__Prompt__. Set the listing down unchanged, minus every embedded image.

____________

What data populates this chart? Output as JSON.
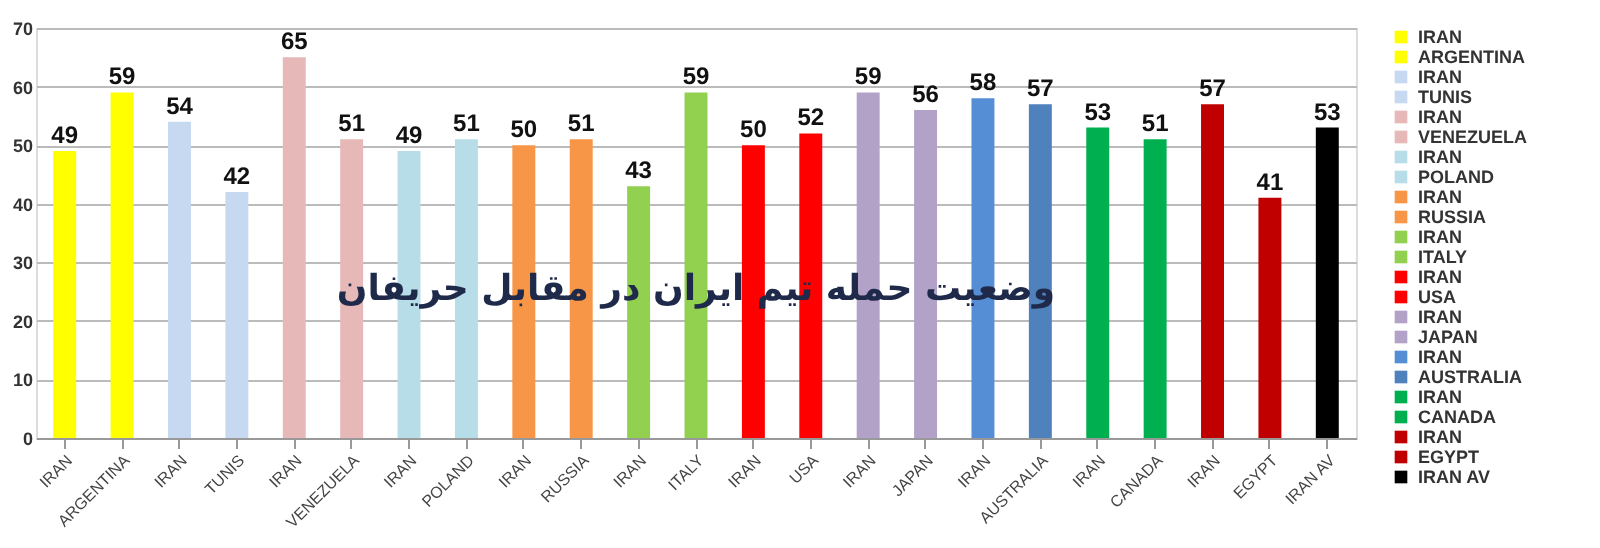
{
  "chart_data": {
    "type": "bar",
    "title": "وضعیت حمله تیم ایران در مقابل حریفان",
    "categories": [
      "IRAN",
      "ARGENTINA",
      "IRAN",
      "TUNIS",
      "IRAN",
      "VENEZUELA",
      "IRAN",
      "POLAND",
      "IRAN",
      "RUSSIA",
      "IRAN",
      "ITALY",
      "IRAN",
      "USA",
      "IRAN",
      "JAPAN",
      "IRAN",
      "AUSTRALIA",
      "IRAN",
      "CANADA",
      "IRAN",
      "EGYPT",
      "IRAN AV"
    ],
    "series": [
      {
        "name": "IRAN",
        "color": "#ffff00",
        "values": [
          49,
          null,
          null,
          null,
          null,
          null,
          null,
          null,
          null,
          null,
          null,
          null,
          null,
          null,
          null,
          null,
          null,
          null,
          null,
          null,
          null,
          null,
          null
        ]
      },
      {
        "name": "ARGENTINA",
        "color": "#ffff00",
        "values": [
          null,
          59,
          null,
          null,
          null,
          null,
          null,
          null,
          null,
          null,
          null,
          null,
          null,
          null,
          null,
          null,
          null,
          null,
          null,
          null,
          null,
          null,
          null
        ]
      },
      {
        "name": "IRAN",
        "color": "#c6d9f1",
        "values": [
          null,
          null,
          54,
          null,
          null,
          null,
          null,
          null,
          null,
          null,
          null,
          null,
          null,
          null,
          null,
          null,
          null,
          null,
          null,
          null,
          null,
          null,
          null
        ]
      },
      {
        "name": "TUNIS",
        "color": "#c6d9f1",
        "values": [
          null,
          null,
          null,
          42,
          null,
          null,
          null,
          null,
          null,
          null,
          null,
          null,
          null,
          null,
          null,
          null,
          null,
          null,
          null,
          null,
          null,
          null,
          null
        ]
      },
      {
        "name": "IRAN",
        "color": "#e6b9b8",
        "values": [
          null,
          null,
          null,
          null,
          65,
          null,
          null,
          null,
          null,
          null,
          null,
          null,
          null,
          null,
          null,
          null,
          null,
          null,
          null,
          null,
          null,
          null,
          null
        ]
      },
      {
        "name": "VENEZUELA",
        "color": "#e6b9b8",
        "values": [
          null,
          null,
          null,
          null,
          null,
          51,
          null,
          null,
          null,
          null,
          null,
          null,
          null,
          null,
          null,
          null,
          null,
          null,
          null,
          null,
          null,
          null,
          null
        ]
      },
      {
        "name": "IRAN",
        "color": "#b7dee8",
        "values": [
          null,
          null,
          null,
          null,
          null,
          null,
          49,
          null,
          null,
          null,
          null,
          null,
          null,
          null,
          null,
          null,
          null,
          null,
          null,
          null,
          null,
          null,
          null
        ]
      },
      {
        "name": "POLAND",
        "color": "#b7dee8",
        "values": [
          null,
          null,
          null,
          null,
          null,
          null,
          null,
          51,
          null,
          null,
          null,
          null,
          null,
          null,
          null,
          null,
          null,
          null,
          null,
          null,
          null,
          null,
          null
        ]
      },
      {
        "name": "IRAN",
        "color": "#f79646",
        "values": [
          null,
          null,
          null,
          null,
          null,
          null,
          null,
          null,
          50,
          null,
          null,
          null,
          null,
          null,
          null,
          null,
          null,
          null,
          null,
          null,
          null,
          null,
          null
        ]
      },
      {
        "name": "RUSSIA",
        "color": "#f79646",
        "values": [
          null,
          null,
          null,
          null,
          null,
          null,
          null,
          null,
          null,
          51,
          null,
          null,
          null,
          null,
          null,
          null,
          null,
          null,
          null,
          null,
          null,
          null,
          null
        ]
      },
      {
        "name": "IRAN",
        "color": "#92d050",
        "values": [
          null,
          null,
          null,
          null,
          null,
          null,
          null,
          null,
          null,
          null,
          43,
          null,
          null,
          null,
          null,
          null,
          null,
          null,
          null,
          null,
          null,
          null,
          null
        ]
      },
      {
        "name": "ITALY",
        "color": "#92d050",
        "values": [
          null,
          null,
          null,
          null,
          null,
          null,
          null,
          null,
          null,
          null,
          null,
          59,
          null,
          null,
          null,
          null,
          null,
          null,
          null,
          null,
          null,
          null,
          null
        ]
      },
      {
        "name": "IRAN",
        "color": "#ff0000",
        "values": [
          null,
          null,
          null,
          null,
          null,
          null,
          null,
          null,
          null,
          null,
          null,
          null,
          50,
          null,
          null,
          null,
          null,
          null,
          null,
          null,
          null,
          null,
          null
        ]
      },
      {
        "name": "USA",
        "color": "#ff0000",
        "values": [
          null,
          null,
          null,
          null,
          null,
          null,
          null,
          null,
          null,
          null,
          null,
          null,
          null,
          52,
          null,
          null,
          null,
          null,
          null,
          null,
          null,
          null,
          null
        ]
      },
      {
        "name": "IRAN",
        "color": "#b3a2c7",
        "values": [
          null,
          null,
          null,
          null,
          null,
          null,
          null,
          null,
          null,
          null,
          null,
          null,
          null,
          null,
          59,
          null,
          null,
          null,
          null,
          null,
          null,
          null,
          null
        ]
      },
      {
        "name": "JAPAN",
        "color": "#b3a2c7",
        "values": [
          null,
          null,
          null,
          null,
          null,
          null,
          null,
          null,
          null,
          null,
          null,
          null,
          null,
          null,
          null,
          56,
          null,
          null,
          null,
          null,
          null,
          null,
          null
        ]
      },
      {
        "name": "IRAN",
        "color": "#558ed5",
        "values": [
          null,
          null,
          null,
          null,
          null,
          null,
          null,
          null,
          null,
          null,
          null,
          null,
          null,
          null,
          null,
          null,
          58,
          null,
          null,
          null,
          null,
          null,
          null
        ]
      },
      {
        "name": "AUSTRALIA",
        "color": "#4f81bd",
        "values": [
          null,
          null,
          null,
          null,
          null,
          null,
          null,
          null,
          null,
          null,
          null,
          null,
          null,
          null,
          null,
          null,
          null,
          57,
          null,
          null,
          null,
          null,
          null
        ]
      },
      {
        "name": "IRAN",
        "color": "#00b050",
        "values": [
          null,
          null,
          null,
          null,
          null,
          null,
          null,
          null,
          null,
          null,
          null,
          null,
          null,
          null,
          null,
          null,
          null,
          null,
          53,
          null,
          null,
          null,
          null
        ]
      },
      {
        "name": "CANADA",
        "color": "#00b050",
        "values": [
          null,
          null,
          null,
          null,
          null,
          null,
          null,
          null,
          null,
          null,
          null,
          null,
          null,
          null,
          null,
          null,
          null,
          null,
          null,
          51,
          null,
          null,
          null
        ]
      },
      {
        "name": "IRAN",
        "color": "#c00000",
        "values": [
          null,
          null,
          null,
          null,
          null,
          null,
          null,
          null,
          null,
          null,
          null,
          null,
          null,
          null,
          null,
          null,
          null,
          null,
          null,
          null,
          57,
          null,
          null
        ]
      },
      {
        "name": "EGYPT",
        "color": "#c00000",
        "values": [
          null,
          null,
          null,
          null,
          null,
          null,
          null,
          null,
          null,
          null,
          null,
          null,
          null,
          null,
          null,
          null,
          null,
          null,
          null,
          null,
          null,
          41,
          null
        ]
      },
      {
        "name": "IRAN AV",
        "color": "#000000",
        "values": [
          null,
          null,
          null,
          null,
          null,
          null,
          null,
          null,
          null,
          null,
          null,
          null,
          null,
          null,
          null,
          null,
          null,
          null,
          null,
          null,
          null,
          null,
          53
        ]
      }
    ],
    "data_labels": true,
    "ylim": [
      0,
      70
    ],
    "yticks": [
      0,
      10,
      20,
      30,
      40,
      50,
      60,
      70
    ],
    "grid": "y",
    "legend": "right"
  }
}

____________

__Correct result__.
What data populates this chart? Output as JSON.
{
  "chart_data": {
    "type": "bar",
    "title": "وضعیت حمله تیم ایران در مقابل حریفان",
    "categories": [
      "IRAN",
      "ARGENTINA",
      "IRAN",
      "TUNIS",
      "IRAN",
      "VENEZUELA",
      "IRAN",
      "POLAND",
      "IRAN",
      "RUSSIA",
      "IRAN",
      "ITALY",
      "IRAN",
      "USA",
      "IRAN",
      "JAPAN",
      "IRAN",
      "AUSTRALIA",
      "IRAN",
      "CANADA",
      "IRAN",
      "EGYPT",
      "IRAN AV"
    ],
    "series": [
      {
        "name": "IRAN",
        "color": "#ffff00",
        "values": [
          49,
          null,
          null,
          null,
          null,
          null,
          null,
          null,
          null,
          null,
          null,
          null,
          null,
          null,
          null,
          null,
          null,
          null,
          null,
          null,
          null,
          null,
          null
        ]
      },
      {
        "name": "ARGENTINA",
        "color": "#ffff00",
        "values": [
          null,
          59,
          null,
          null,
          null,
          null,
          null,
          null,
          null,
          null,
          null,
          null,
          null,
          null,
          null,
          null,
          null,
          null,
          null,
          null,
          null,
          null,
          null
        ]
      },
      {
        "name": "IRAN",
        "color": "#c6d9f1",
        "values": [
          null,
          null,
          54,
          null,
          null,
          null,
          null,
          null,
          null,
          null,
          null,
          null,
          null,
          null,
          null,
          null,
          null,
          null,
          null,
          null,
          null,
          null,
          null
        ]
      },
      {
        "name": "TUNIS",
        "color": "#c6d9f1",
        "values": [
          null,
          null,
          null,
          42,
          null,
          null,
          null,
          null,
          null,
          null,
          null,
          null,
          null,
          null,
          null,
          null,
          null,
          null,
          null,
          null,
          null,
          null,
          null
        ]
      },
      {
        "name": "IRAN",
        "color": "#e6b9b8",
        "values": [
          null,
          null,
          null,
          null,
          65,
          null,
          null,
          null,
          null,
          null,
          null,
          null,
          null,
          null,
          null,
          null,
          null,
          null,
          null,
          null,
          null,
          null,
          null
        ]
      },
      {
        "name": "VENEZUELA",
        "color": "#e6b9b8",
        "values": [
          null,
          null,
          null,
          null,
          null,
          51,
          null,
          null,
          null,
          null,
          null,
          null,
          null,
          null,
          null,
          null,
          null,
          null,
          null,
          null,
          null,
          null,
          null
        ]
      },
      {
        "name": "IRAN",
        "color": "#b7dee8",
        "values": [
          null,
          null,
          null,
          null,
          null,
          null,
          49,
          null,
          null,
          null,
          null,
          null,
          null,
          null,
          null,
          null,
          null,
          null,
          null,
          null,
          null,
          null,
          null
        ]
      },
      {
        "name": "POLAND",
        "color": "#b7dee8",
        "values": [
          null,
          null,
          null,
          null,
          null,
          null,
          null,
          51,
          null,
          null,
          null,
          null,
          null,
          null,
          null,
          null,
          null,
          null,
          null,
          null,
          null,
          null,
          null
        ]
      },
      {
        "name": "IRAN",
        "color": "#f79646",
        "values": [
          null,
          null,
          null,
          null,
          null,
          null,
          null,
          null,
          50,
          null,
          null,
          null,
          null,
          null,
          null,
          null,
          null,
          null,
          null,
          null,
          null,
          null,
          null
        ]
      },
      {
        "name": "RUSSIA",
        "color": "#f79646",
        "values": [
          null,
          null,
          null,
          null,
          null,
          null,
          null,
          null,
          null,
          51,
          null,
          null,
          null,
          null,
          null,
          null,
          null,
          null,
          null,
          null,
          null,
          null,
          null
        ]
      },
      {
        "name": "IRAN",
        "color": "#92d050",
        "values": [
          null,
          null,
          null,
          null,
          null,
          null,
          null,
          null,
          null,
          null,
          43,
          null,
          null,
          null,
          null,
          null,
          null,
          null,
          null,
          null,
          null,
          null,
          null
        ]
      },
      {
        "name": "ITALY",
        "color": "#92d050",
        "values": [
          null,
          null,
          null,
          null,
          null,
          null,
          null,
          null,
          null,
          null,
          null,
          59,
          null,
          null,
          null,
          null,
          null,
          null,
          null,
          null,
          null,
          null,
          null
        ]
      },
      {
        "name": "IRAN",
        "color": "#ff0000",
        "values": [
          null,
          null,
          null,
          null,
          null,
          null,
          null,
          null,
          null,
          null,
          null,
          null,
          50,
          null,
          null,
          null,
          null,
          null,
          null,
          null,
          null,
          null,
          null
        ]
      },
      {
        "name": "USA",
        "color": "#ff0000",
        "values": [
          null,
          null,
          null,
          null,
          null,
          null,
          null,
          null,
          null,
          null,
          null,
          null,
          null,
          52,
          null,
          null,
          null,
          null,
          null,
          null,
          null,
          null,
          null
        ]
      },
      {
        "name": "IRAN",
        "color": "#b3a2c7",
        "values": [
          null,
          null,
          null,
          null,
          null,
          null,
          null,
          null,
          null,
          null,
          null,
          null,
          null,
          null,
          59,
          null,
          null,
          null,
          null,
          null,
          null,
          null,
          null
        ]
      },
      {
        "name": "JAPAN",
        "color": "#b3a2c7",
        "values": [
          null,
          null,
          null,
          null,
          null,
          null,
          null,
          null,
          null,
          null,
          null,
          null,
          null,
          null,
          null,
          56,
          null,
          null,
          null,
          null,
          null,
          null,
          null
        ]
      },
      {
        "name": "IRAN",
        "color": "#558ed5",
        "values": [
          null,
          null,
          null,
          null,
          null,
          null,
          null,
          null,
          null,
          null,
          null,
          null,
          null,
          null,
          null,
          null,
          58,
          null,
          null,
          null,
          null,
          null,
          null
        ]
      },
      {
        "name": "AUSTRALIA",
        "color": "#4f81bd",
        "values": [
          null,
          null,
          null,
          null,
          null,
          null,
          null,
          null,
          null,
          null,
          null,
          null,
          null,
          null,
          null,
          null,
          null,
          57,
          null,
          null,
          null,
          null,
          null
        ]
      },
      {
        "name": "IRAN",
        "color": "#00b050",
        "values": [
          null,
          null,
          null,
          null,
          null,
          null,
          null,
          null,
          null,
          null,
          null,
          null,
          null,
          null,
          null,
          null,
          null,
          null,
          53,
          null,
          null,
          null,
          null
        ]
      },
      {
        "name": "CANADA",
        "color": "#00b050",
        "values": [
          null,
          null,
          null,
          null,
          null,
          null,
          null,
          null,
          null,
          null,
          null,
          null,
          null,
          null,
          null,
          null,
          null,
          null,
          null,
          51,
          null,
          null,
          null
        ]
      },
      {
        "name": "IRAN",
        "color": "#c00000",
        "values": [
          null,
          null,
          null,
          null,
          null,
          null,
          null,
          null,
          null,
          null,
          null,
          null,
          null,
          null,
          null,
          null,
          null,
          null,
          null,
          null,
          57,
          null,
          null
        ]
      },
      {
        "name": "EGYPT",
        "color": "#c00000",
        "values": [
          null,
          null,
          null,
          null,
          null,
          null,
          null,
          null,
          null,
          null,
          null,
          null,
          null,
          null,
          null,
          null,
          null,
          null,
          null,
          null,
          null,
          41,
          null
        ]
      },
      {
        "name": "IRAN AV",
        "color": "#000000",
        "values": [
          null,
          null,
          null,
          null,
          null,
          null,
          null,
          null,
          null,
          null,
          null,
          null,
          null,
          null,
          null,
          null,
          null,
          null,
          null,
          null,
          null,
          null,
          53
        ]
      }
    ],
    "data_labels": true,
    "ylim": [
      0,
      70
    ],
    "yticks": [
      0,
      10,
      20,
      30,
      40,
      50,
      60,
      70
    ],
    "grid": "y",
    "legend": "right"
  }
}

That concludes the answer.